-- START OF Task data --
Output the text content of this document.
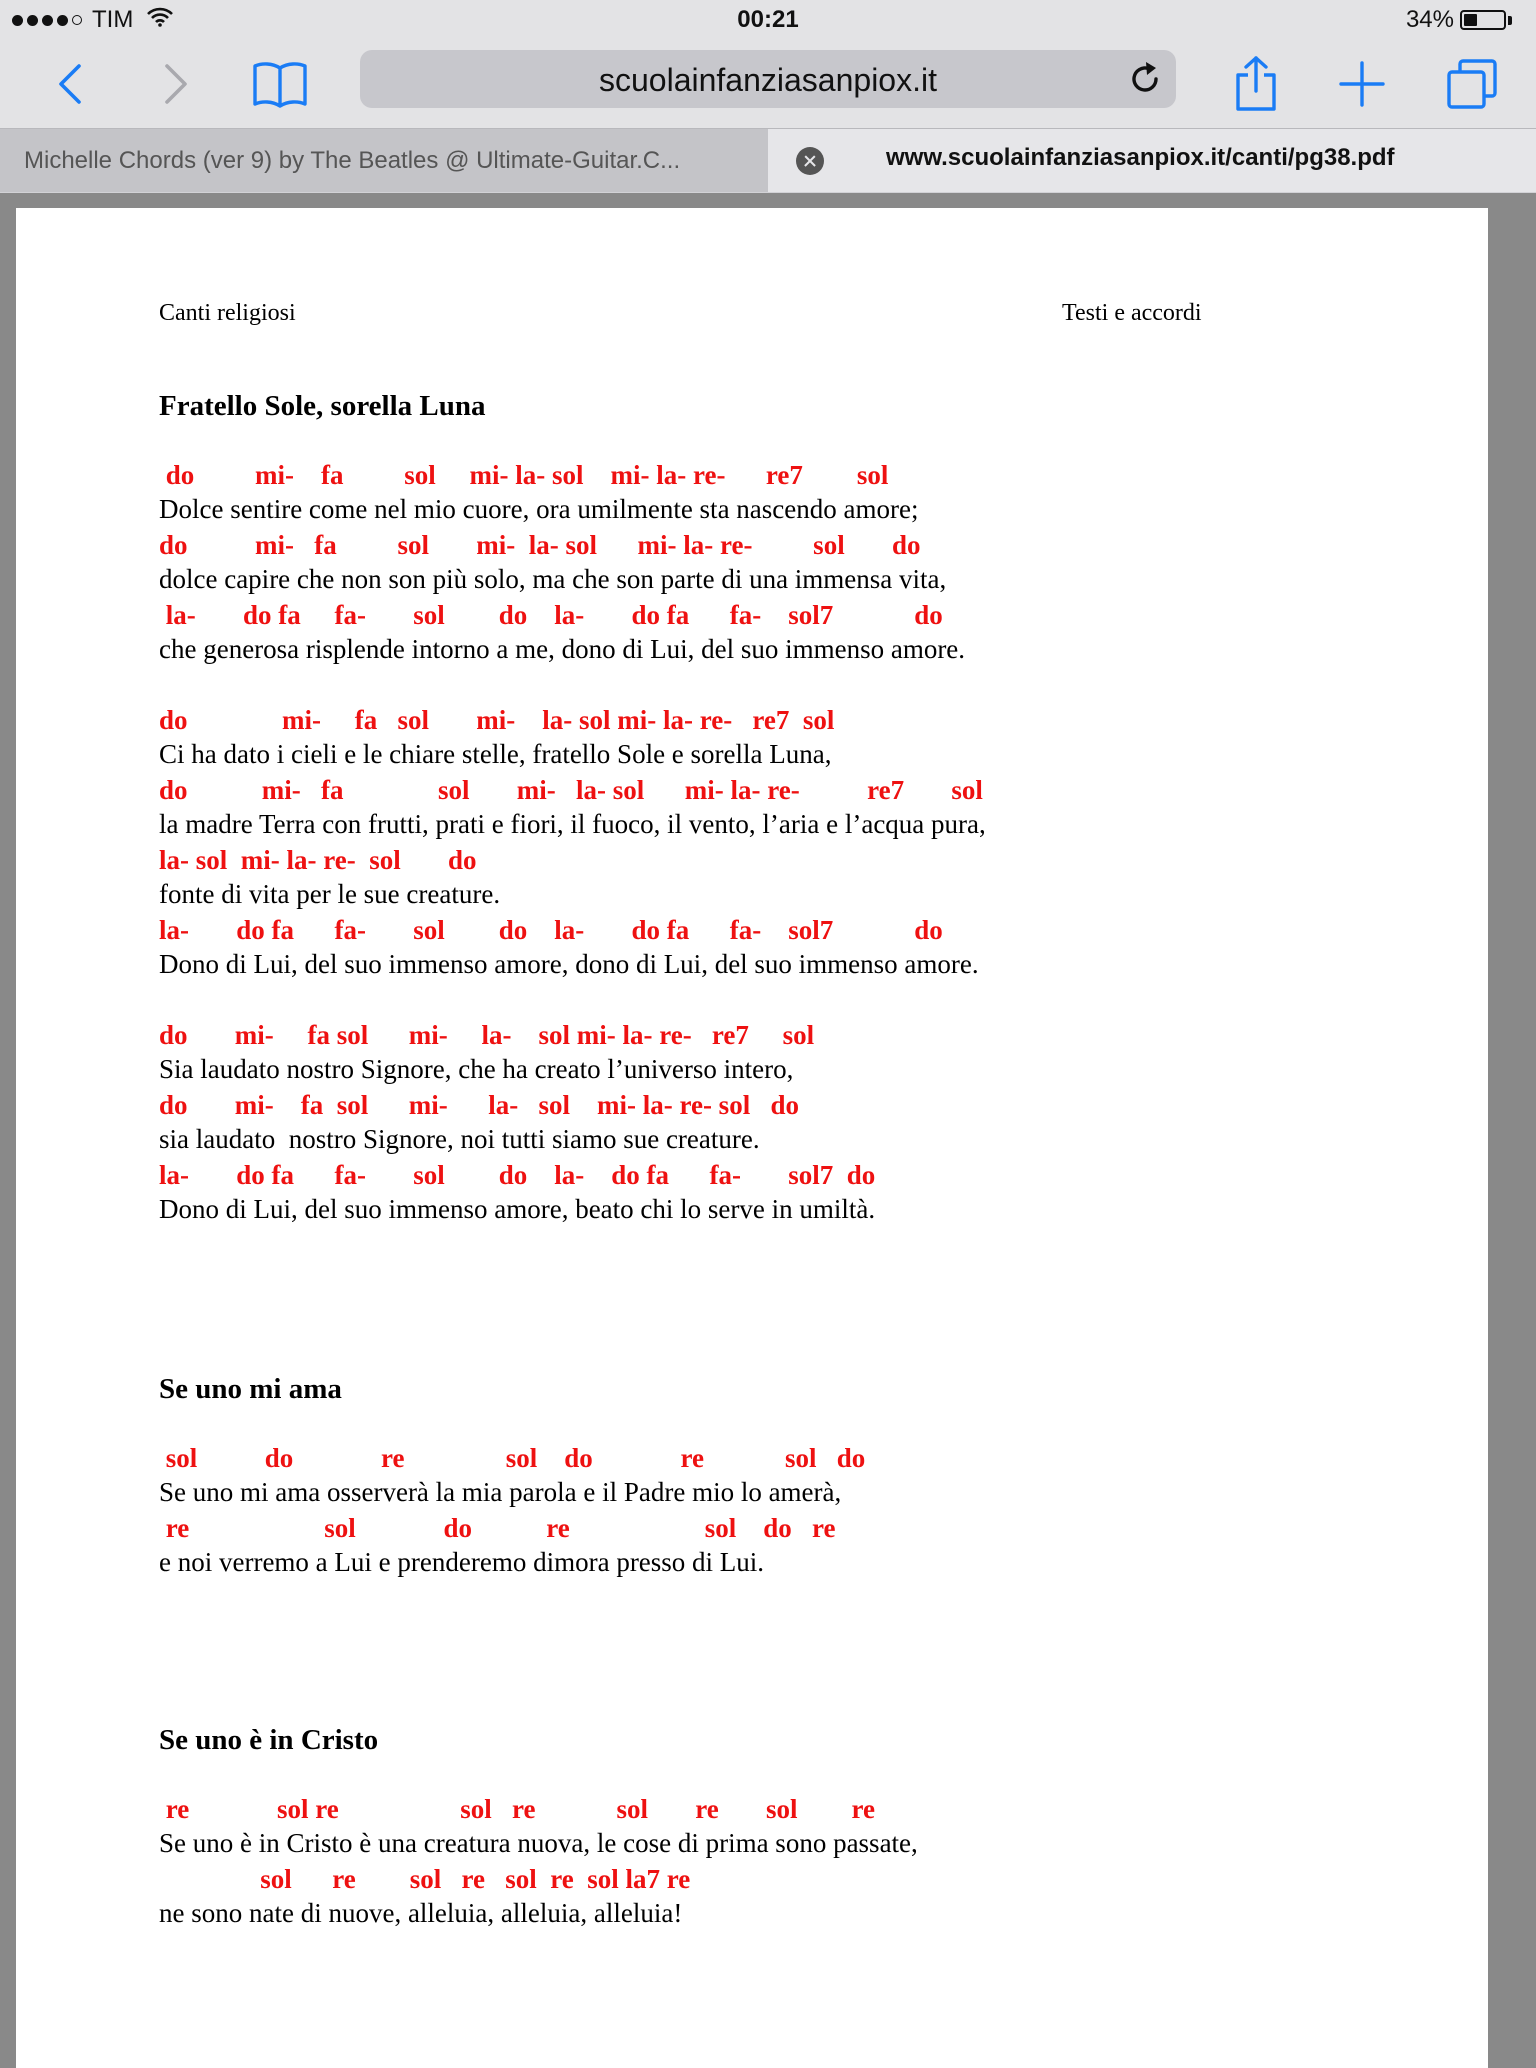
TIM	00:21	34%
scuolainfanziasanpiox.it
Michelle Chords (ver 9) by The Beatles @ Ultimate-Guitar.C...	www.scuolainfanziasanpiox.it/canti/pg38.pdf
Canti religiosi	Testi e accordi
Fratello Sole, sorella Luna
do         mi-    fa         sol     mi- la- sol    mi- la- re-      re7        sol
Dolce sentire come nel mio cuore, ora umilmente sta nascendo amore;
do          mi-   fa         sol       mi-  la- sol      mi- la- re-         sol       do
dolce capire che non son più solo, ma che son parte di una immensa vita,
la-       do fa     fa-       sol        do    la-       do fa      fa-    sol7            do
che generosa risplende intorno a me, dono di Lui, del suo immenso amore.
do              mi-     fa   sol       mi-    la- sol mi- la- re-   re7  sol
Ci ha dato i cieli e le chiare stelle, fratello Sole e sorella Luna,
do           mi-   fa              sol       mi-   la- sol      mi- la- re-          re7       sol
la madre Terra con frutti, prati e fiori, il fuoco, il vento, l’aria e l’acqua pura,
la- sol  mi- la- re-  sol       do
fonte di vita per le sue creature.
la-       do fa      fa-       sol        do    la-       do fa      fa-    sol7            do
Dono di Lui, del suo immenso amore, dono di Lui, del suo immenso amore.
do       mi-     fa sol      mi-     la-    sol mi- la- re-   re7     sol
Sia laudato nostro Signore, che ha creato l’universo intero,
do       mi-    fa  sol      mi-      la-   sol    mi- la- re- sol   do
sia laudato  nostro Signore, noi tutti siamo sue creature.
la-       do fa      fa-       sol        do    la-    do fa      fa-       sol7  do
Dono di Lui, del suo immenso amore, beato chi lo serve in umiltà.
Se uno mi ama
sol          do             re               sol    do             re            sol   do
Se uno mi ama osserverà la mia parola e il Padre mio lo amerà,
re                    sol             do           re                    sol    do   re
e noi verremo a Lui e prenderemo dimora presso di Lui.
Se uno è in Cristo
re             sol re                  sol   re            sol       re       sol        re
Se uno è in Cristo è una creatura nuova, le cose di prima sono passate,
sol      re        sol   re   sol  re  sol la7 re
ne sono nate di nuove, alleluia, alleluia, alleluia!
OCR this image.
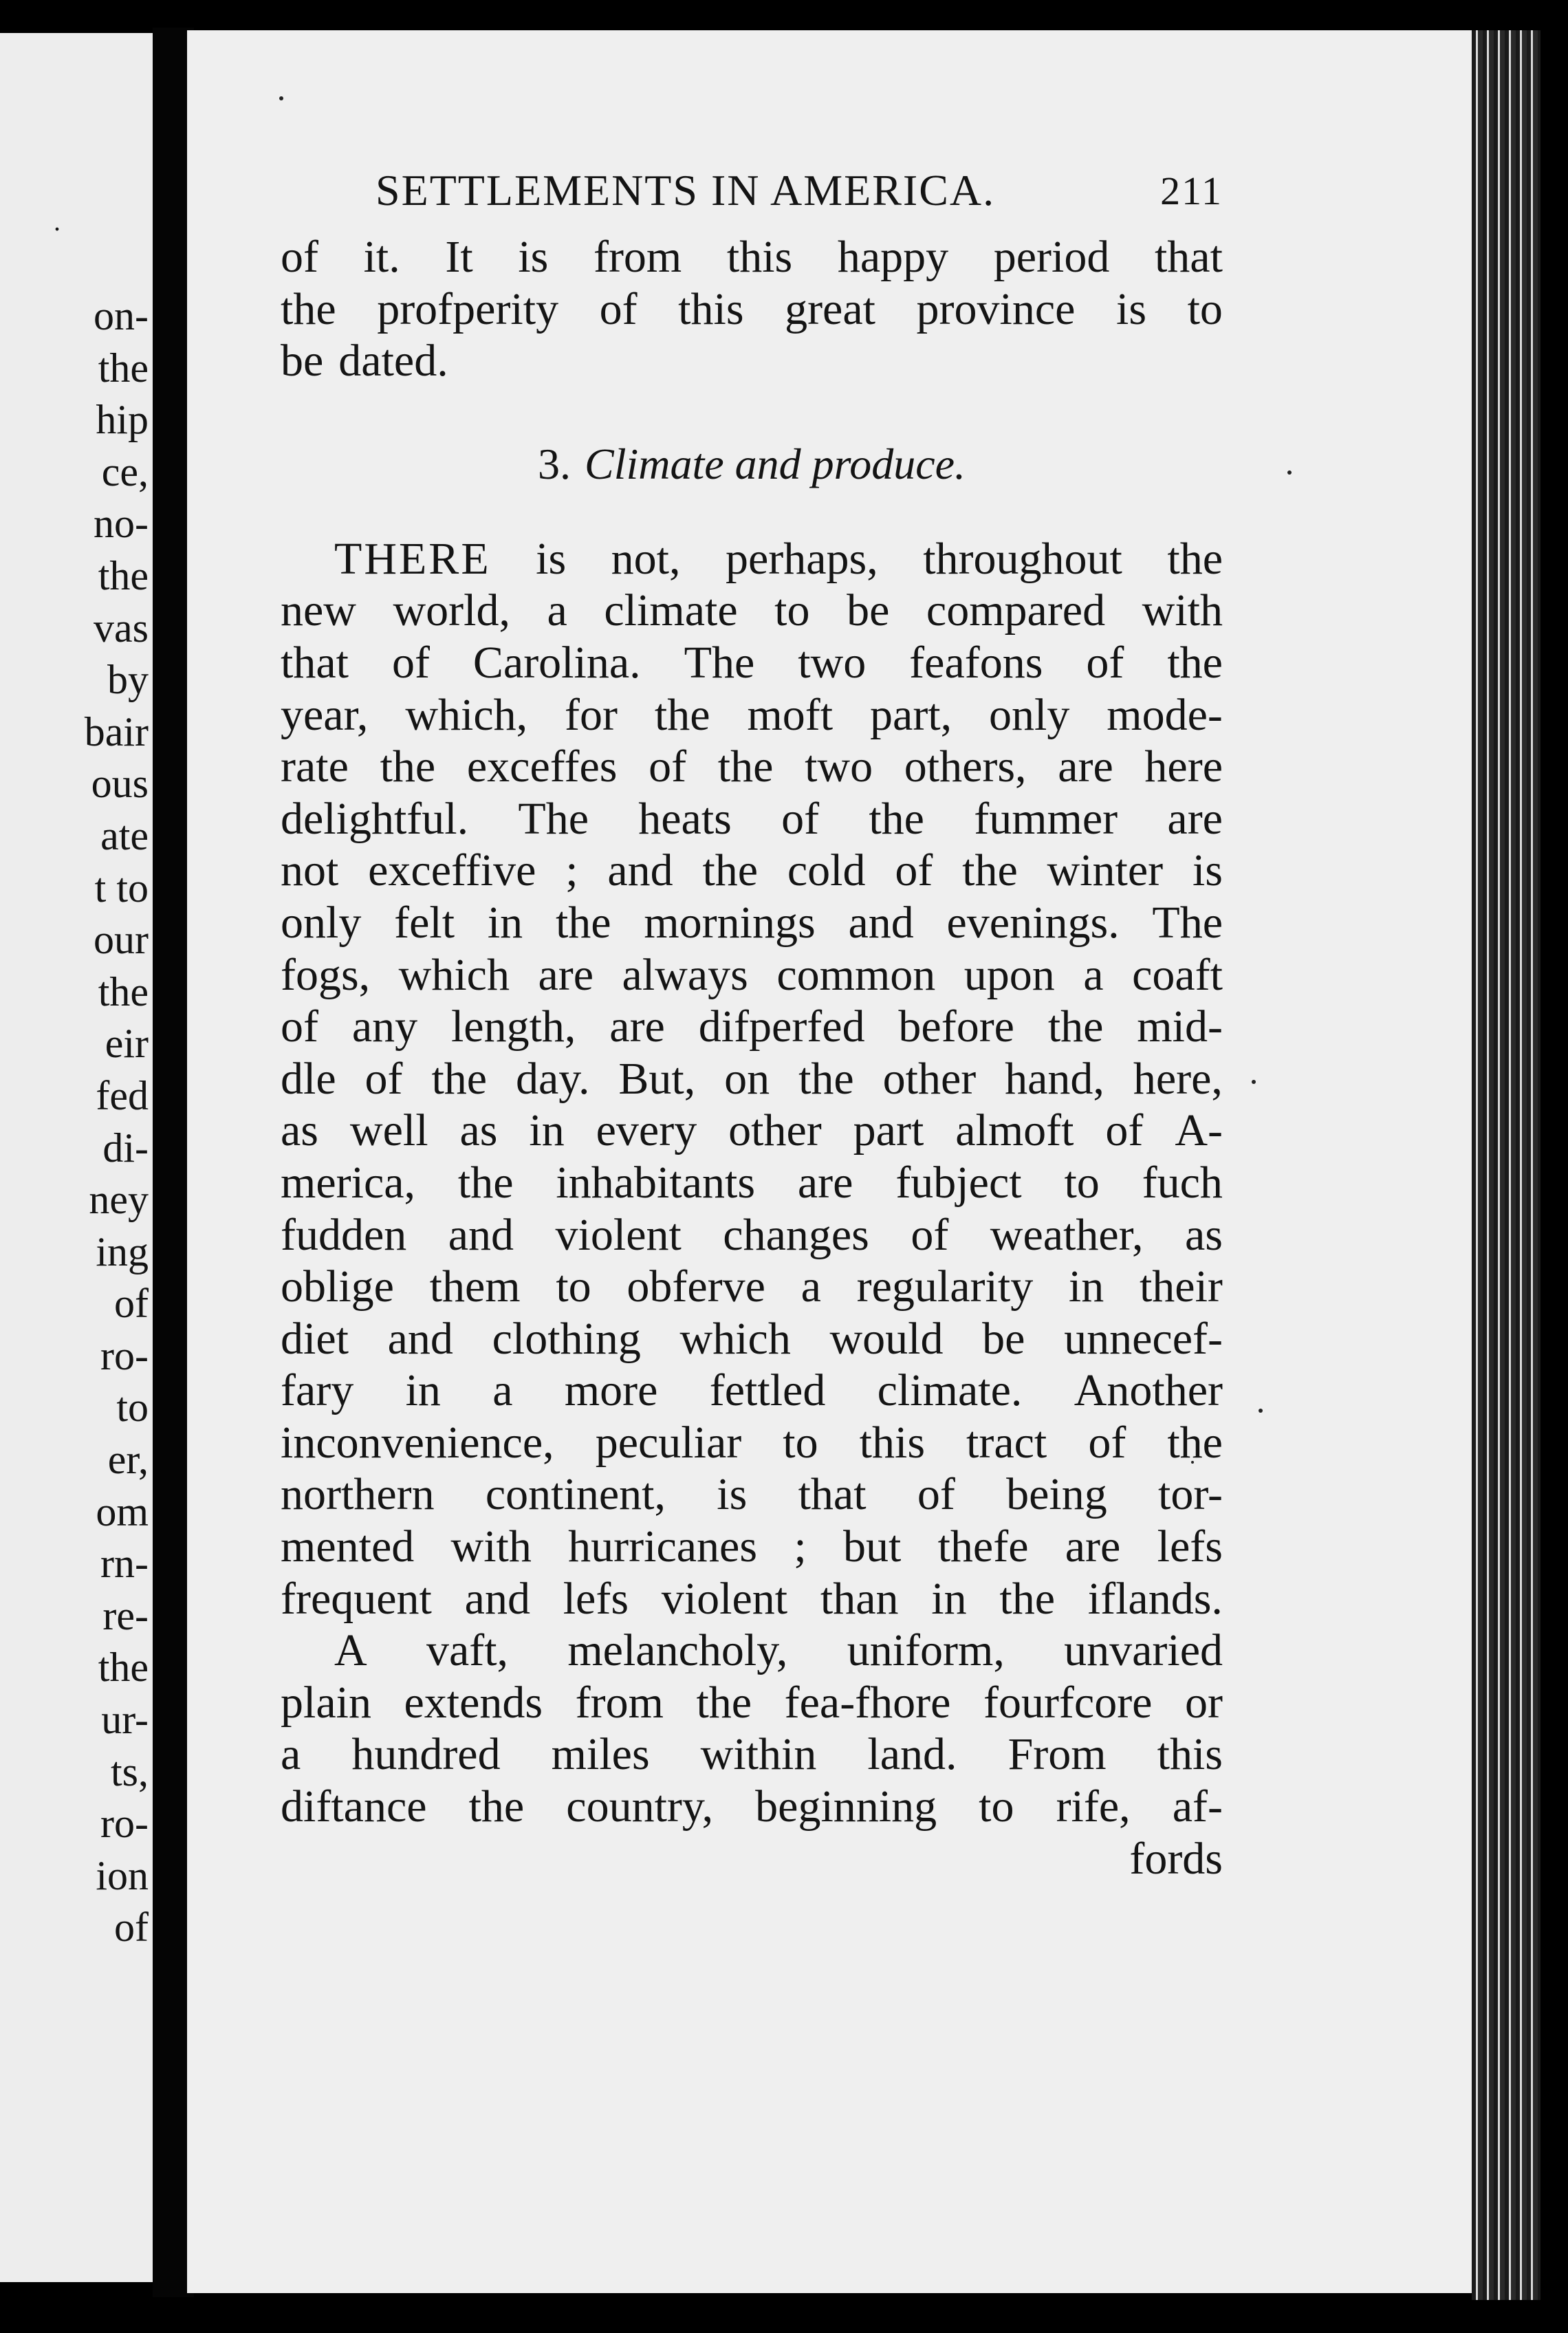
.
on-
the
hip
ce,
no-
the
vas
by
bair
ous
ate
t to
our
the
eir
fed
di-
ney
ing
of
ro-
to
er,
om
rn-
re-
the
ur-
ts,
ro-
ion
of
SETTLEMENTS IN AMERICA.	211
of it. It is from this happy period that
the profperity of this great province is to
be dated.
3. Climate and produce.
THERE is not, perhaps, throughout the
new world, a climate to be compared with
that of Carolina. The two feafons of the
year, which, for the moft part, only mode-
rate the exceffes of the two others, are here
delightful. The heats of the fummer are
not exceffive ; and the cold of the winter is
only felt in the mornings and evenings. The
fogs, which are always common upon a coaft
of any length, are difperfed before the mid-
dle of the day. But, on the other hand, here,
as well as in every other part almoft of A-
merica, the inhabitants are fubject to fuch
fudden and violent changes of weather, as
oblige them to obferve a regularity in their
diet and clothing which would be unnecef-
fary in a more fettled climate. Another
inconvenience, peculiar to this tract of the
northern continent, is that of being tor-
mented with hurricanes ; but thefe are lefs
frequent and lefs violent than in the iflands.
A vaft, melancholy, uniform, unvaried
plain extends from the fea-fhore fourfcore or
a hundred miles within land. From this
diftance the country, beginning to rife, af-
fords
-- END OF Task data --
Retype each record exactly as it stands, but do not include the pictures.

Output the text content of this document.
TIM	00:21	34%
scuolainfanziasanpiox.it
Michelle Chords (ver 9) by The Beatles @ Ultimate-Guitar.C...	www.scuolainfanziasanpiox.it/canti/pg38.pdf
Canti religiosi	Testi e accordi
Fratello Sole, sorella Luna
do         mi-    fa         sol     mi- la- sol    mi- la- re-      re7        sol
Dolce sentire come nel mio cuore, ora umilmente sta nascendo amore;
do          mi-   fa         sol       mi-  la- sol      mi- la- re-         sol       do
dolce capire che non son più solo, ma che son parte di una immensa vita,
la-       do fa     fa-       sol        do    la-       do fa      fa-    sol7            do
che generosa risplende intorno a me, dono di Lui, del suo immenso amore.
do              mi-     fa   sol       mi-    la- sol mi- la- re-   re7  sol
Ci ha dato i cieli e le chiare stelle, fratello Sole e sorella Luna,
do           mi-   fa              sol       mi-   la- sol      mi- la- re-          re7       sol
la madre Terra con frutti, prati e fiori, il fuoco, il vento, l’aria e l’acqua pura,
la- sol  mi- la- re-  sol       do
fonte di vita per le sue creature.
la-       do fa      fa-       sol        do    la-       do fa      fa-    sol7            do
Dono di Lui, del suo immenso amore, dono di Lui, del suo immenso amore.
do       mi-     fa sol      mi-     la-    sol mi- la- re-   re7     sol
Sia laudato nostro Signore, che ha creato l’universo intero,
do       mi-    fa  sol      mi-      la-   sol    mi- la- re- sol   do
sia laudato  nostro Signore, noi tutti siamo sue creature.
la-       do fa      fa-       sol        do    la-    do fa      fa-       sol7  do
Dono di Lui, del suo immenso amore, beato chi lo serve in umiltà.
Se uno mi ama
sol          do             re               sol    do             re            sol   do
Se uno mi ama osserverà la mia parola e il Padre mio lo amerà,
re                    sol             do           re                    sol    do   re
e noi verremo a Lui e prenderemo dimora presso di Lui.
Se uno è in Cristo
re             sol re                  sol   re            sol       re       sol        re
Se uno è in Cristo è una creatura nuova, le cose di prima sono passate,
sol      re        sol   re   sol  re  sol la7 re
ne sono nate di nuove, alleluia, alleluia, alleluia!
OCR this image.
.
on-
the
hip
ce,
no-
the
vas
by
bair
ous
ate
t to
our
the
eir
fed
di-
ney
ing
of
ro-
to
er,
om
rn-
re-
the
ur-
ts,
ro-
ion
of
SETTLEMENTS IN AMERICA.	211
of it. It is from this happy period that
the profperity of this great province is to
be dated.
3. Climate and produce.
THERE is not, perhaps, throughout the
new world, a climate to be compared with
that of Carolina. The two feafons of the
year, which, for the moft part, only mode-
rate the exceffes of the two others, are here
delightful. The heats of the fummer are
not exceffive ; and the cold of the winter is
only felt in the mornings and evenings. The
fogs, which are always common upon a coaft
of any length, are difperfed before the mid-
dle of the day. But, on the other hand, here,
as well as in every other part almoft of A-
merica, the inhabitants are fubject to fuch
fudden and violent changes of weather, as
oblige them to obferve a regularity in their
diet and clothing which would be unnecef-
fary in a more fettled climate. Another
inconvenience, peculiar to this tract of the
northern continent, is that of being tor-
mented with hurricanes ; but thefe are lefs
frequent and lefs violent than in the iflands.
A vaft, melancholy, uniform, unvaried
plain extends from the fea-fhore fourfcore or
a hundred miles within land. From this
diftance the country, beginning to rife, af-
fords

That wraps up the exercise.